Problem requirements: Locate every line in the records below that contains the word "label", and copy each one.

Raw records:
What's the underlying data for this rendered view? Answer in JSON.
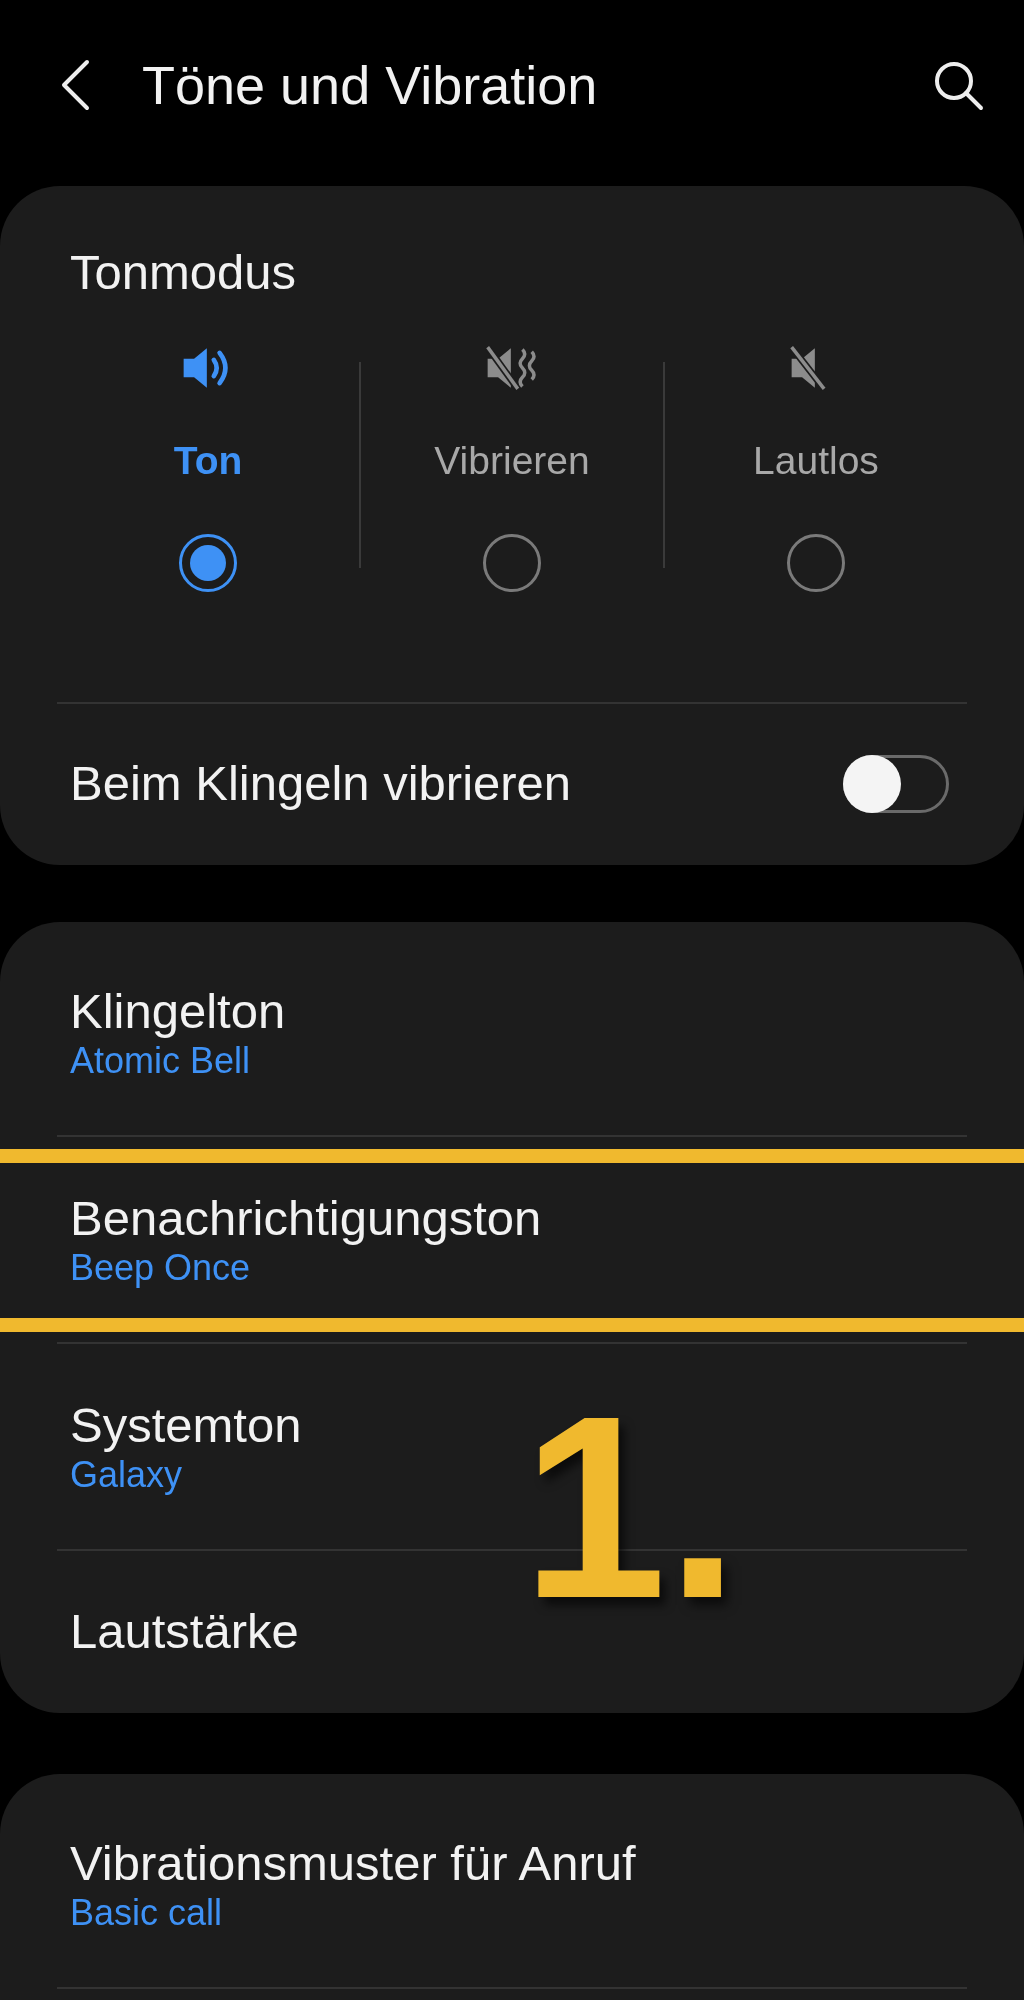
{
  "header": {
    "title": "Töne und Vibration"
  },
  "sound_mode": {
    "title": "Tonmodus",
    "options": [
      {
        "label": "Ton",
        "kind": "sound",
        "selected": true
      },
      {
        "label": "Vibrieren",
        "kind": "vibrate",
        "selected": false
      },
      {
        "label": "Lautlos",
        "kind": "mute",
        "selected": false
      }
    ]
  },
  "vibrate_on_ring": {
    "label": "Beim Klingeln vibrieren",
    "on": false
  },
  "settings": [
    {
      "title": "Klingelton",
      "value": "Atomic Bell",
      "highlighted": false
    },
    {
      "title": "Benachrichtigungston",
      "value": "Beep Once",
      "highlighted": true
    },
    {
      "title": "Systemton",
      "value": "Galaxy",
      "highlighted": false
    },
    {
      "title": "Lautstärke",
      "highlighted": false
    }
  ],
  "more_settings": [
    {
      "title": "Vibrationsmuster für Anruf",
      "value": "Basic call"
    }
  ],
  "annotation": {
    "step": "1."
  }
}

Exercise answer:
        "label": "Ton",
        "label": "Vibrieren",
        "label": "Lautlos",
    "label": "Beim Klingeln vibrieren",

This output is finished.